#### SUPPLIED DATA:

— Begin —

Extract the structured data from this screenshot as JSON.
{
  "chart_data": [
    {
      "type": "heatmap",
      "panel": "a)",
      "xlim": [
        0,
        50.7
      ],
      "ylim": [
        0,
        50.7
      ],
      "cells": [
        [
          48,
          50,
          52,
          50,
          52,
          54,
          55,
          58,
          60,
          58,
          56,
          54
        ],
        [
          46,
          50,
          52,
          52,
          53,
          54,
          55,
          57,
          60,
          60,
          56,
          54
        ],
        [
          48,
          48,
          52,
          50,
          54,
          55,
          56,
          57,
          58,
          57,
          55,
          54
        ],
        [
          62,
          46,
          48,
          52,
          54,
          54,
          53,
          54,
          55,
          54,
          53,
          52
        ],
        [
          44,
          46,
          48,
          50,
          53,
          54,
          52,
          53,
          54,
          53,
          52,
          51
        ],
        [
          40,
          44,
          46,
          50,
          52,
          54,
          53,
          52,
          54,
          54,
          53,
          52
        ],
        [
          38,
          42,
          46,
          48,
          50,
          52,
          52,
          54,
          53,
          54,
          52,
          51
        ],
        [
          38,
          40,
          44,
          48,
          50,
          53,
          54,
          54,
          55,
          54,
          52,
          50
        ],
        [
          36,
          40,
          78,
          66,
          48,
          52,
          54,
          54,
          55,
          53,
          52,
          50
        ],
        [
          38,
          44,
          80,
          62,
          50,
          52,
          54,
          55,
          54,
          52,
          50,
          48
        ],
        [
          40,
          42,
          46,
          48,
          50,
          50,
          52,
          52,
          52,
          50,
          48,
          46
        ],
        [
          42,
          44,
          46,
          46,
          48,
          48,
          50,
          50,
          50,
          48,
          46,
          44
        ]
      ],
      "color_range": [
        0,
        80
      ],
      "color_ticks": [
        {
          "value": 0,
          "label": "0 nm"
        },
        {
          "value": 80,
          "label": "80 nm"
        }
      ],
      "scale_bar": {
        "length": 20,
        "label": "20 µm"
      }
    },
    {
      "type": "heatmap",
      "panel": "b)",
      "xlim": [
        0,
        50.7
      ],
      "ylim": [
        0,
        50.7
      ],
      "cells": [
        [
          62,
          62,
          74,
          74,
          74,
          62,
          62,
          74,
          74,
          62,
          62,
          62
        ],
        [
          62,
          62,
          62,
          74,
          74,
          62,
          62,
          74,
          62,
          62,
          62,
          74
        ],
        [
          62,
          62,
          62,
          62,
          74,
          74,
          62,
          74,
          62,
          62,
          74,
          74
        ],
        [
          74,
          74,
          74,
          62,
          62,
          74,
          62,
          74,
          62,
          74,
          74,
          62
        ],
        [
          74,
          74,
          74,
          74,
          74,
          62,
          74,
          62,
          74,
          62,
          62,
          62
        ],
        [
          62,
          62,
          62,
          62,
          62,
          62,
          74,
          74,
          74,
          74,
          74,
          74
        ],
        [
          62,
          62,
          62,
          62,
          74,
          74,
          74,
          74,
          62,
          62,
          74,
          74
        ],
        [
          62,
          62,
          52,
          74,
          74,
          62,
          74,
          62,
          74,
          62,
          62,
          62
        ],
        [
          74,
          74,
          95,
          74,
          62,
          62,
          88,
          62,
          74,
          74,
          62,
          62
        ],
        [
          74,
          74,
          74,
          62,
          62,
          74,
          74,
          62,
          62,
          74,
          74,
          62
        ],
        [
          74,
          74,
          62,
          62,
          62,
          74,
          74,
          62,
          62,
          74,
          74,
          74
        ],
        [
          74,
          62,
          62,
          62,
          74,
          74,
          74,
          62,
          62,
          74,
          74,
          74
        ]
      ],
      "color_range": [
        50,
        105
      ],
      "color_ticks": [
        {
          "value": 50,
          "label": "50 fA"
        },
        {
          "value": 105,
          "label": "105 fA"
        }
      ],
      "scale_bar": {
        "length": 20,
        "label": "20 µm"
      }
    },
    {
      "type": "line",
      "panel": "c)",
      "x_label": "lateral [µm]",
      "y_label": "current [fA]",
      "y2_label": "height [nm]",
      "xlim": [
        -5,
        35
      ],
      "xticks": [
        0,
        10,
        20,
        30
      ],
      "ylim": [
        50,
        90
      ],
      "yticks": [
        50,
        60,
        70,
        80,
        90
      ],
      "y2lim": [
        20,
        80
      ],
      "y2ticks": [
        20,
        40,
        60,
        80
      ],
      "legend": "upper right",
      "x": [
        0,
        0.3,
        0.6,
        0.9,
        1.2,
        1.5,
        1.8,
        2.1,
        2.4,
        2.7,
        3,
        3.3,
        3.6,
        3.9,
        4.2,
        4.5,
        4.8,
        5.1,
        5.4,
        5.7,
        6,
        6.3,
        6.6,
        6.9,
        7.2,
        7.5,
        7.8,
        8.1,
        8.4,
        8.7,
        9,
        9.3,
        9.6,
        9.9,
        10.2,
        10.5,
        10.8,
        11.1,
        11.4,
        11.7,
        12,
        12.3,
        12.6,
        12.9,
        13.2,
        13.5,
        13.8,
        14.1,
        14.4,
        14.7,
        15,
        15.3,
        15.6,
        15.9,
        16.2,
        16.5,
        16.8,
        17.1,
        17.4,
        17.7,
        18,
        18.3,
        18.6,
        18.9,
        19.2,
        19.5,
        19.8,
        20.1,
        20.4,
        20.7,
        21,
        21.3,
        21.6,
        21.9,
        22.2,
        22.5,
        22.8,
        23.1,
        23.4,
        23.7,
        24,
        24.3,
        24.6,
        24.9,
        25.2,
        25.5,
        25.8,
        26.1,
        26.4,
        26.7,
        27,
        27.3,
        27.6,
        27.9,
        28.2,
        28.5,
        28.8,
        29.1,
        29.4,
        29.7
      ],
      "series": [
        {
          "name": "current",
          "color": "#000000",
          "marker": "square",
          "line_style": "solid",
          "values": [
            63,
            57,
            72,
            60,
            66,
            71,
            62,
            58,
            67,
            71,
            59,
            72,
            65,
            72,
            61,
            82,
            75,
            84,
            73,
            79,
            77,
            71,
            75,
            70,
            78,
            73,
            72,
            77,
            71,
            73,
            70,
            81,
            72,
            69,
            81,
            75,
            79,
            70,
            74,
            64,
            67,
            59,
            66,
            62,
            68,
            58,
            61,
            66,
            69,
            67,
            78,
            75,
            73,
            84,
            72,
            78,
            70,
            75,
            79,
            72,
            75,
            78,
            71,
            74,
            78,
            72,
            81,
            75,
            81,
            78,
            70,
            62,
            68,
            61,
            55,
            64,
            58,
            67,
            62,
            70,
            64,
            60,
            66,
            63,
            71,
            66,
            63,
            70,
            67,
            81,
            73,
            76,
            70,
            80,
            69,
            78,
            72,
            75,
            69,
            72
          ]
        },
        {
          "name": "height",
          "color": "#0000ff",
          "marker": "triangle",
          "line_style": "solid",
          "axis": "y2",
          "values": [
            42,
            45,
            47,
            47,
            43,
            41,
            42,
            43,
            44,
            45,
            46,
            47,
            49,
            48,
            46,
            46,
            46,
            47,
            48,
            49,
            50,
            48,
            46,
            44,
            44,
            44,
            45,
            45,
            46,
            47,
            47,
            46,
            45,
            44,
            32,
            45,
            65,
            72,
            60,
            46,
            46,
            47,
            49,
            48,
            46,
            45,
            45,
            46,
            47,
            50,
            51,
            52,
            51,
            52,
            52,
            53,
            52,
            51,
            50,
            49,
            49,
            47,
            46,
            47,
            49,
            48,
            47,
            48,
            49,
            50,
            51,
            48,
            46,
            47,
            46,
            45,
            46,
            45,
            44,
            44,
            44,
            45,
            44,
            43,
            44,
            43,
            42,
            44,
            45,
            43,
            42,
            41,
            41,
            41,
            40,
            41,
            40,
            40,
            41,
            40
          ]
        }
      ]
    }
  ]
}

— End —

#### TASK DETAILS:
Copy all of the data exactly.

#### THE RESULT:
Extract the structured data from this screenshot as JSON.
{
  "chart_data": [
    {
      "type": "heatmap",
      "panel": "a)",
      "xlim": [
        0,
        50.7
      ],
      "ylim": [
        0,
        50.7
      ],
      "cells": [
        [
          48,
          50,
          52,
          50,
          52,
          54,
          55,
          58,
          60,
          58,
          56,
          54
        ],
        [
          46,
          50,
          52,
          52,
          53,
          54,
          55,
          57,
          60,
          60,
          56,
          54
        ],
        [
          48,
          48,
          52,
          50,
          54,
          55,
          56,
          57,
          58,
          57,
          55,
          54
        ],
        [
          62,
          46,
          48,
          52,
          54,
          54,
          53,
          54,
          55,
          54,
          53,
          52
        ],
        [
          44,
          46,
          48,
          50,
          53,
          54,
          52,
          53,
          54,
          53,
          52,
          51
        ],
        [
          40,
          44,
          46,
          50,
          52,
          54,
          53,
          52,
          54,
          54,
          53,
          52
        ],
        [
          38,
          42,
          46,
          48,
          50,
          52,
          52,
          54,
          53,
          54,
          52,
          51
        ],
        [
          38,
          40,
          44,
          48,
          50,
          53,
          54,
          54,
          55,
          54,
          52,
          50
        ],
        [
          36,
          40,
          78,
          66,
          48,
          52,
          54,
          54,
          55,
          53,
          52,
          50
        ],
        [
          38,
          44,
          80,
          62,
          50,
          52,
          54,
          55,
          54,
          52,
          50,
          48
        ],
        [
          40,
          42,
          46,
          48,
          50,
          50,
          52,
          52,
          52,
          50,
          48,
          46
        ],
        [
          42,
          44,
          46,
          46,
          48,
          48,
          50,
          50,
          50,
          48,
          46,
          44
        ]
      ],
      "color_range": [
        0,
        80
      ],
      "color_ticks": [
        {
          "value": 0,
          "label": "0 nm"
        },
        {
          "value": 80,
          "label": "80 nm"
        }
      ],
      "scale_bar": {
        "length": 20,
        "label": "20 µm"
      }
    },
    {
      "type": "heatmap",
      "panel": "b)",
      "xlim": [
        0,
        50.7
      ],
      "ylim": [
        0,
        50.7
      ],
      "cells": [
        [
          62,
          62,
          74,
          74,
          74,
          62,
          62,
          74,
          74,
          62,
          62,
          62
        ],
        [
          62,
          62,
          62,
          74,
          74,
          62,
          62,
          74,
          62,
          62,
          62,
          74
        ],
        [
          62,
          62,
          62,
          62,
          74,
          74,
          62,
          74,
          62,
          62,
          74,
          74
        ],
        [
          74,
          74,
          74,
          62,
          62,
          74,
          62,
          74,
          62,
          74,
          74,
          62
        ],
        [
          74,
          74,
          74,
          74,
          74,
          62,
          74,
          62,
          74,
          62,
          62,
          62
        ],
        [
          62,
          62,
          62,
          62,
          62,
          62,
          74,
          74,
          74,
          74,
          74,
          74
        ],
        [
          62,
          62,
          62,
          62,
          74,
          74,
          74,
          74,
          62,
          62,
          74,
          74
        ],
        [
          62,
          62,
          52,
          74,
          74,
          62,
          74,
          62,
          74,
          62,
          62,
          62
        ],
        [
          74,
          74,
          95,
          74,
          62,
          62,
          88,
          62,
          74,
          74,
          62,
          62
        ],
        [
          74,
          74,
          74,
          62,
          62,
          74,
          74,
          62,
          62,
          74,
          74,
          62
        ],
        [
          74,
          74,
          62,
          62,
          62,
          74,
          74,
          62,
          62,
          74,
          74,
          74
        ],
        [
          74,
          62,
          62,
          62,
          74,
          74,
          74,
          62,
          62,
          74,
          74,
          74
        ]
      ],
      "color_range": [
        50,
        105
      ],
      "color_ticks": [
        {
          "value": 50,
          "label": "50 fA"
        },
        {
          "value": 105,
          "label": "105 fA"
        }
      ],
      "scale_bar": {
        "length": 20,
        "label": "20 µm"
      }
    },
    {
      "type": "line",
      "panel": "c)",
      "x_label": "lateral [µm]",
      "y_label": "current [fA]",
      "y2_label": "height [nm]",
      "xlim": [
        -5,
        35
      ],
      "xticks": [
        0,
        10,
        20,
        30
      ],
      "ylim": [
        50,
        90
      ],
      "yticks": [
        50,
        60,
        70,
        80,
        90
      ],
      "y2lim": [
        20,
        80
      ],
      "y2ticks": [
        20,
        40,
        60,
        80
      ],
      "legend": "upper right",
      "x": [
        0,
        0.3,
        0.6,
        0.9,
        1.2,
        1.5,
        1.8,
        2.1,
        2.4,
        2.7,
        3,
        3.3,
        3.6,
        3.9,
        4.2,
        4.5,
        4.8,
        5.1,
        5.4,
        5.7,
        6,
        6.3,
        6.6,
        6.9,
        7.2,
        7.5,
        7.8,
        8.1,
        8.4,
        8.7,
        9,
        9.3,
        9.6,
        9.9,
        10.2,
        10.5,
        10.8,
        11.1,
        11.4,
        11.7,
        12,
        12.3,
        12.6,
        12.9,
        13.2,
        13.5,
        13.8,
        14.1,
        14.4,
        14.7,
        15,
        15.3,
        15.6,
        15.9,
        16.2,
        16.5,
        16.8,
        17.1,
        17.4,
        17.7,
        18,
        18.3,
        18.6,
        18.9,
        19.2,
        19.5,
        19.8,
        20.1,
        20.4,
        20.7,
        21,
        21.3,
        21.6,
        21.9,
        22.2,
        22.5,
        22.8,
        23.1,
        23.4,
        23.7,
        24,
        24.3,
        24.6,
        24.9,
        25.2,
        25.5,
        25.8,
        26.1,
        26.4,
        26.7,
        27,
        27.3,
        27.6,
        27.9,
        28.2,
        28.5,
        28.8,
        29.1,
        29.4,
        29.7
      ],
      "series": [
        {
          "name": "current",
          "color": "#000000",
          "marker": "square",
          "line_style": "solid",
          "values": [
            63,
            57,
            72,
            60,
            66,
            71,
            62,
            58,
            67,
            71,
            59,
            72,
            65,
            72,
            61,
            82,
            75,
            84,
            73,
            79,
            77,
            71,
            75,
            70,
            78,
            73,
            72,
            77,
            71,
            73,
            70,
            81,
            72,
            69,
            81,
            75,
            79,
            70,
            74,
            64,
            67,
            59,
            66,
            62,
            68,
            58,
            61,
            66,
            69,
            67,
            78,
            75,
            73,
            84,
            72,
            78,
            70,
            75,
            79,
            72,
            75,
            78,
            71,
            74,
            78,
            72,
            81,
            75,
            81,
            78,
            70,
            62,
            68,
            61,
            55,
            64,
            58,
            67,
            62,
            70,
            64,
            60,
            66,
            63,
            71,
            66,
            63,
            70,
            67,
            81,
            73,
            76,
            70,
            80,
            69,
            78,
            72,
            75,
            69,
            72
          ]
        },
        {
          "name": "height",
          "color": "#0000ff",
          "marker": "triangle",
          "line_style": "solid",
          "axis": "y2",
          "values": [
            42,
            45,
            47,
            47,
            43,
            41,
            42,
            43,
            44,
            45,
            46,
            47,
            49,
            48,
            46,
            46,
            46,
            47,
            48,
            49,
            50,
            48,
            46,
            44,
            44,
            44,
            45,
            45,
            46,
            47,
            47,
            46,
            45,
            44,
            32,
            45,
            65,
            72,
            60,
            46,
            46,
            47,
            49,
            48,
            46,
            45,
            45,
            46,
            47,
            50,
            51,
            52,
            51,
            52,
            52,
            53,
            52,
            51,
            50,
            49,
            49,
            47,
            46,
            47,
            49,
            48,
            47,
            48,
            49,
            50,
            51,
            48,
            46,
            47,
            46,
            45,
            46,
            45,
            44,
            44,
            44,
            45,
            44,
            43,
            44,
            43,
            42,
            44,
            45,
            43,
            42,
            41,
            41,
            41,
            40,
            41,
            40,
            40,
            41,
            40
          ]
        }
      ]
    }
  ]
}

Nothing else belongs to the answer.